### TASK INPUT
* begin *
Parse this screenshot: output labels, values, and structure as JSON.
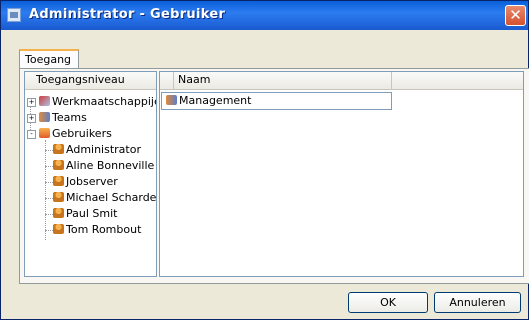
{
  "window": {
    "title": "Administrator - Gebruiker",
    "close_icon": "close-icon"
  },
  "tabs": [
    {
      "label": "Toegang"
    }
  ],
  "tree": {
    "header": "Toegangsniveau",
    "items": [
      {
        "label": "Werkmaatschappijen",
        "icon": "company-icon",
        "expander": "+"
      },
      {
        "label": "Teams",
        "icon": "team-icon",
        "expander": "+"
      },
      {
        "label": "Gebruikers",
        "icon": "users-icon",
        "expander": "-",
        "children": [
          {
            "label": "Administrator",
            "icon": "user-icon"
          },
          {
            "label": "Aline Bonneville",
            "icon": "user-icon"
          },
          {
            "label": "Jobserver",
            "icon": "user-icon"
          },
          {
            "label": "Michael Schardein",
            "icon": "user-icon"
          },
          {
            "label": "Paul Smit",
            "icon": "user-icon"
          },
          {
            "label": "Tom Rombout",
            "icon": "user-icon"
          }
        ]
      }
    ]
  },
  "table": {
    "columns": [
      "Naam"
    ],
    "rows": [
      {
        "name": "Management",
        "icon": "team-icon"
      }
    ]
  },
  "buttons": {
    "ok": "OK",
    "cancel": "Annuleren"
  }
}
* end *
### WHAT THIS TASK INVOLVES
In your copy of the listing above, reproduce each line exactly and omit all pictures.

### FULL ANSWER
Parse this screenshot: output labels, values, and structure as JSON.
{
  "window": {
    "title": "Administrator - Gebruiker",
    "close_icon": "close-icon"
  },
  "tabs": [
    {
      "label": "Toegang"
    }
  ],
  "tree": {
    "header": "Toegangsniveau",
    "items": [
      {
        "label": "Werkmaatschappijen",
        "icon": "company-icon",
        "expander": "+"
      },
      {
        "label": "Teams",
        "icon": "team-icon",
        "expander": "+"
      },
      {
        "label": "Gebruikers",
        "icon": "users-icon",
        "expander": "-",
        "children": [
          {
            "label": "Administrator",
            "icon": "user-icon"
          },
          {
            "label": "Aline Bonneville",
            "icon": "user-icon"
          },
          {
            "label": "Jobserver",
            "icon": "user-icon"
          },
          {
            "label": "Michael Schardein",
            "icon": "user-icon"
          },
          {
            "label": "Paul Smit",
            "icon": "user-icon"
          },
          {
            "label": "Tom Rombout",
            "icon": "user-icon"
          }
        ]
      }
    ]
  },
  "table": {
    "columns": [
      "Naam"
    ],
    "rows": [
      {
        "name": "Management",
        "icon": "team-icon"
      }
    ]
  },
  "buttons": {
    "ok": "OK",
    "cancel": "Annuleren"
  }
}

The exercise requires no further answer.